### What the exercise asks:
Find the string "Emerging" in the data, then copy every line where it is found.
[The data start]
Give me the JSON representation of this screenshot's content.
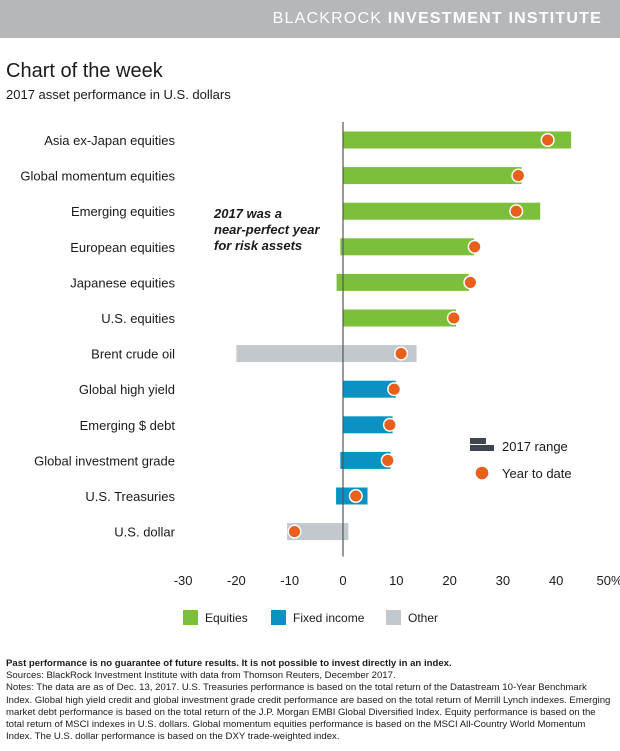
{
  "header": {
    "brand_light": "BLACKROCK",
    "brand_bold": "INVESTMENT INSTITUTE"
  },
  "title": "Chart of the week",
  "subtitle": "2017 asset performance in U.S. dollars",
  "annotation": [
    "2017 was a",
    "near-perfect year",
    "for risk assets"
  ],
  "colors": {
    "Equities": "#7cbf3a",
    "Fixed income": "#0a93c2",
    "Other": "#c3c8cd",
    "ytd": "#e8601c",
    "range_legend": "#3f4650",
    "axis": "#555555",
    "header_bg": "#b5b7ba"
  },
  "chart_data": {
    "type": "bar",
    "orientation": "horizontal",
    "xlim": [
      -30,
      50
    ],
    "xticks": [
      "-30",
      "-20",
      "-10",
      "0",
      "10",
      "20",
      "30",
      "40",
      "50%"
    ],
    "xtick_values": [
      -30,
      -20,
      -10,
      0,
      10,
      20,
      30,
      40,
      50
    ],
    "categories": [
      "Asia ex-Japan equities",
      "Global momentum equities",
      "Emerging equities",
      "European equities",
      "Japanese equities",
      "U.S. equities",
      "Brent crude oil",
      "Global high yield",
      "Emerging $ debt",
      "Global investment grade",
      "U.S. Treasuries",
      "U.S. dollar"
    ],
    "groups": [
      "Equities",
      "Equities",
      "Equities",
      "Equities",
      "Equities",
      "Equities",
      "Other",
      "Fixed income",
      "Fixed income",
      "Fixed income",
      "Fixed income",
      "Other"
    ],
    "range_low": [
      0,
      0,
      0,
      -0.5,
      -1.2,
      0,
      -20,
      0,
      0,
      -0.5,
      -1.3,
      -10.5
    ],
    "range_high": [
      42.8,
      33.5,
      37,
      24.6,
      23.6,
      21.2,
      13.8,
      9.9,
      9.3,
      8.9,
      4.6,
      1
    ],
    "year_to_date": [
      38.4,
      32.9,
      32.5,
      24.7,
      23.9,
      20.8,
      10.9,
      9.6,
      8.8,
      8.4,
      2.4,
      -9.1
    ],
    "legend_top": {
      "range": "2017 range",
      "ytd": "Year to date"
    },
    "legend_bottom": [
      "Equities",
      "Fixed income",
      "Other"
    ]
  },
  "footer": {
    "disclaimer": "Past performance is no guarantee of future results. It is not possible to invest directly in an index.",
    "sources": "Sources: BlackRock Investment Institute with data from Thomson Reuters, December 2017.",
    "notes": "Notes: The data are as of Dec. 13, 2017. U.S. Treasuries performance is based on the total return of the Datastream 10-Year Benchmark Index. Global high yield credit and global investment grade credit performance are based on the total return of Merrill Lynch indexes. Emerging market debt performance is based on the total return of the J.P. Morgan EMBI Global Diversified Index. Equity performance is based on the total return of MSCI indexes in U.S. dollars. Global momentum equities performance is based on the MSCI All-Country World Momentum Index. The U.S. dollar performance is based on the DXY trade-weighted index."
  }
}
[The data end]
### The answer:
      "Emerging equities",
      "Emerging $ debt",
    "notes": "Notes: The data are as of Dec. 13, 2017. U.S. Treasuries performance is based on the total return of the Datastream 10-Year Benchmark Index. Global high yield credit and global investment grade credit performance are based on the total return of Merrill Lynch indexes. Emerging market debt performance is based on the total return of the J.P. Morgan EMBI Global Diversified Index. Equity performance is based on the total return of MSCI indexes in U.S. dollars. Global momentum equities performance is based on the MSCI All-Country World Momentum Index. The U.S. dollar performance is based on the DXY trade-weighted index."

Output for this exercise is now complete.